- [WHAT THE EXERCISE ASKS]
Gather, from the data below, each line in which the word "care" occurs.

- [DATA LINES]
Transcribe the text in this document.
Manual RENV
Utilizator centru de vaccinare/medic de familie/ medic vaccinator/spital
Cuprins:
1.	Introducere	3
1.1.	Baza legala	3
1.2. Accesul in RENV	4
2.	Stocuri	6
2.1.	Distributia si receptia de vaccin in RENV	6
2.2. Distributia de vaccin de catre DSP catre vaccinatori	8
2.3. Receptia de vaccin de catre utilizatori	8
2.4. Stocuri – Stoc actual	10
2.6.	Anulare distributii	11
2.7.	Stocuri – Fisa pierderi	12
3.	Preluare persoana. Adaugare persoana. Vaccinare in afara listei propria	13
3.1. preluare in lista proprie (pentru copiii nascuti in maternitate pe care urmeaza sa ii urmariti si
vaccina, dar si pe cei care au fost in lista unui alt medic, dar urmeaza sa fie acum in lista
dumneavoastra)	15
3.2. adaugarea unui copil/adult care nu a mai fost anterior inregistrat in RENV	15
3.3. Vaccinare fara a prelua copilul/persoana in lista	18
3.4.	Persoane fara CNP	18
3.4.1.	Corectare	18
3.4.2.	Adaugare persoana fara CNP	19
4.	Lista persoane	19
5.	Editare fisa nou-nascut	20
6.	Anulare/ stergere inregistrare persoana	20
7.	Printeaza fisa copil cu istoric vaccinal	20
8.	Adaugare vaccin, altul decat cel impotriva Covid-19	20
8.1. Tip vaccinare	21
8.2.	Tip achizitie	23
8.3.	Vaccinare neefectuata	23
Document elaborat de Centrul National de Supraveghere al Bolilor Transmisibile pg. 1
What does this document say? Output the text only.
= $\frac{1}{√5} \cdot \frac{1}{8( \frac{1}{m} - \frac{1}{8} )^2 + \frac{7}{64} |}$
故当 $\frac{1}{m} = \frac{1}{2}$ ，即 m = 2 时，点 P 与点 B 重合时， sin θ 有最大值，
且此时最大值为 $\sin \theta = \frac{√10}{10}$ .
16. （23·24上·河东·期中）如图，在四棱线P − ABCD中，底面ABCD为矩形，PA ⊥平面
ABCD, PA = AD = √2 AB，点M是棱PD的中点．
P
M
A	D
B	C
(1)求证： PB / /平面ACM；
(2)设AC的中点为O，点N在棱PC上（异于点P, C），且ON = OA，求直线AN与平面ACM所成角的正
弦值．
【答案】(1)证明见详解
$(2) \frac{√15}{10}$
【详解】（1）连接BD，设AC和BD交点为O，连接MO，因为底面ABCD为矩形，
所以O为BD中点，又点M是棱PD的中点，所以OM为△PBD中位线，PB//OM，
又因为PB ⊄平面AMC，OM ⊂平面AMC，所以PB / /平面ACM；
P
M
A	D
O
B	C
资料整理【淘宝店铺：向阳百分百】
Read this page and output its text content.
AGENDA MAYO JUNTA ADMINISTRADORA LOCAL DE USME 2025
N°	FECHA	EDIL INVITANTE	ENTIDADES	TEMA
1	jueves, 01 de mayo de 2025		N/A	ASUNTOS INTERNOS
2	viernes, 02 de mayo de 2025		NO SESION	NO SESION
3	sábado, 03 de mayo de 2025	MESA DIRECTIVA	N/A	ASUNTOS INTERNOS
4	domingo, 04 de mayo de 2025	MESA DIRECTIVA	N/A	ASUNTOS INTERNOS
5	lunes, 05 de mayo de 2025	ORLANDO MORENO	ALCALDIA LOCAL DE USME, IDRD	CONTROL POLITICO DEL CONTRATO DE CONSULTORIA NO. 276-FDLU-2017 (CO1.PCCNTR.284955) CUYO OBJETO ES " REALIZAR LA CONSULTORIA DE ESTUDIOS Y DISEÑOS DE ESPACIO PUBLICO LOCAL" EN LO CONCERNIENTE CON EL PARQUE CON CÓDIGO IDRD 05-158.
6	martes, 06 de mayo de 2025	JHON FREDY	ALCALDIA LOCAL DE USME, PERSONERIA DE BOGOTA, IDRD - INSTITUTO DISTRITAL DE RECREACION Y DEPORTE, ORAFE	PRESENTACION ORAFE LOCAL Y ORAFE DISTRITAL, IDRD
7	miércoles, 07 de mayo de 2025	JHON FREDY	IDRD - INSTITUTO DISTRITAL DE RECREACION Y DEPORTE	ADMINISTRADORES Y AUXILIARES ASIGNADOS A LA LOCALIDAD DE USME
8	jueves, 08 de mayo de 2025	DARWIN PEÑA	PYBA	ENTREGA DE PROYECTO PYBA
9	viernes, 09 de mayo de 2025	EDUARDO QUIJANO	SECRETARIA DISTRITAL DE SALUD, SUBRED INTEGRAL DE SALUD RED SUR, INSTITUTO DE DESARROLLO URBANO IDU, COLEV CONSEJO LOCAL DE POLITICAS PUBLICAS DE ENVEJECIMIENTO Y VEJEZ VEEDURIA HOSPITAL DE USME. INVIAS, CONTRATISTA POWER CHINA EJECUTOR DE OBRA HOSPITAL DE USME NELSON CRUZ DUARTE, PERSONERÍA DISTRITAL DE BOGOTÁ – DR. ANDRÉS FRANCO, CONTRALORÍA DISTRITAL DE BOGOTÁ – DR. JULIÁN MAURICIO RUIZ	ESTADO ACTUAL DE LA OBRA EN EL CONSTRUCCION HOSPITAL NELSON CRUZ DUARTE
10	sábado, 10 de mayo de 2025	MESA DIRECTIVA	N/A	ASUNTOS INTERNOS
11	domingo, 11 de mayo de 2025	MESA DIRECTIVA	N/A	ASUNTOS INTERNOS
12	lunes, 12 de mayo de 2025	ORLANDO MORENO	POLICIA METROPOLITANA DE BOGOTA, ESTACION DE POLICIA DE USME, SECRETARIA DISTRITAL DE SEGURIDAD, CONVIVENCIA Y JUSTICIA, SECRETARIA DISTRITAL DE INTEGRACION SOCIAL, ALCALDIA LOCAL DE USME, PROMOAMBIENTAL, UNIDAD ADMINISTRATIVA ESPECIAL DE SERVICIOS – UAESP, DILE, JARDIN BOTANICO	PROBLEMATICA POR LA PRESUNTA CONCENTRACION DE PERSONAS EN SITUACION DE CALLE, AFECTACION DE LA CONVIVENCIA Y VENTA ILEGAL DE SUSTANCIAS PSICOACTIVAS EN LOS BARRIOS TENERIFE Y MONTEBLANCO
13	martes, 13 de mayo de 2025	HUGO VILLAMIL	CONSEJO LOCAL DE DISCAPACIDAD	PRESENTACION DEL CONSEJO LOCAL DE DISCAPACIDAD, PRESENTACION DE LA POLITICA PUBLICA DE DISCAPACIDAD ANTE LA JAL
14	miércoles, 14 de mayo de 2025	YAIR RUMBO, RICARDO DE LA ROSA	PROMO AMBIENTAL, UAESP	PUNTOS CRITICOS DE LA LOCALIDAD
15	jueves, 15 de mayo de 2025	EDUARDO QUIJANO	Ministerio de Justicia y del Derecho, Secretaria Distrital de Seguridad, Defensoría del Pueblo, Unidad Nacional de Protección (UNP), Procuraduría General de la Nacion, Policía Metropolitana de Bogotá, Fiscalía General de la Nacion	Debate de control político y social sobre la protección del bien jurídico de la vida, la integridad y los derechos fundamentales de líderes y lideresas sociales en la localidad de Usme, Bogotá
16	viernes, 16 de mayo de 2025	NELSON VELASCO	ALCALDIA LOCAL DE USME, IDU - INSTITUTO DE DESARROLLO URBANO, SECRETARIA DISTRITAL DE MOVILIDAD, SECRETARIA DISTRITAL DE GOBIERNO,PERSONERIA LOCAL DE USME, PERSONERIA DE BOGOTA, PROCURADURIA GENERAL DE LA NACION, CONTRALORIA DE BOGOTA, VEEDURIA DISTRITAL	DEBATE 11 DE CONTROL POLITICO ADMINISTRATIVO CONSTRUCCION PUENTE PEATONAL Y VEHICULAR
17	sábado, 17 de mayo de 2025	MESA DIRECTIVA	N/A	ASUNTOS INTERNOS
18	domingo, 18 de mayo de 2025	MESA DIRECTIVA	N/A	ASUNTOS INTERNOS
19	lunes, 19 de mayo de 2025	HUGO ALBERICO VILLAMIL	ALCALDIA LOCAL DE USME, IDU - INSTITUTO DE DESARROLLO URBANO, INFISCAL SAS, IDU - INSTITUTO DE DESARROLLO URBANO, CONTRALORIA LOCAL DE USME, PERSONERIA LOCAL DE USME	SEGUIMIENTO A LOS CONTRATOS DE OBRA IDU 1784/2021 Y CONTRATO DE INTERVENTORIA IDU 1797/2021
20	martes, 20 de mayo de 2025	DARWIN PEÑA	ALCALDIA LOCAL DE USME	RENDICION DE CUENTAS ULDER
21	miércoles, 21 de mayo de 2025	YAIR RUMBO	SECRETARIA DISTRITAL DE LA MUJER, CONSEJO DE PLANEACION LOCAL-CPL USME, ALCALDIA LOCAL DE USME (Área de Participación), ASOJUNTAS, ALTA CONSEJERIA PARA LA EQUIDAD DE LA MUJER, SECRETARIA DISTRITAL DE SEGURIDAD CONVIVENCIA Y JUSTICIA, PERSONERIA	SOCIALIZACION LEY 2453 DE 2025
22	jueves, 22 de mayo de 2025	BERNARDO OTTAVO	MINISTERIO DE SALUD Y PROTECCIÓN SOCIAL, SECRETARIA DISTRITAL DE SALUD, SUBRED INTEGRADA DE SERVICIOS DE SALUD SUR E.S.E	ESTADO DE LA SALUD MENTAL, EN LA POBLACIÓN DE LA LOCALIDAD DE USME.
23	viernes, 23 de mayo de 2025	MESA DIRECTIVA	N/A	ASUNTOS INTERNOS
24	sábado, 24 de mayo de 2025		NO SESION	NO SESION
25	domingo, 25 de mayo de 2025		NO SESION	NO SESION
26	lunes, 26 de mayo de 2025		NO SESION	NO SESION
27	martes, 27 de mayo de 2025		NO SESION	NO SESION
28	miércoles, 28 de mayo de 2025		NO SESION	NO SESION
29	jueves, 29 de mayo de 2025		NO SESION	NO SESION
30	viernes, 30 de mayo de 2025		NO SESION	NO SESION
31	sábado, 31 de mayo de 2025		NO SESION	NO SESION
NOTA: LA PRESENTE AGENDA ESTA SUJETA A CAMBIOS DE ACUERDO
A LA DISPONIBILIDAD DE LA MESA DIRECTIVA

- [TASK ANSWER]
3.1. preluare in lista proprie (pentru copiii nascuti in maternitate pe care urmeaza sa ii urmariti si
vaccina, dar si pe cei care au fost in lista unui alt medic, dar urmeaza sa fie acum in lista
3.2. adaugarea unui copil/adult care nu a mai fost anterior inregistrat in RENV	15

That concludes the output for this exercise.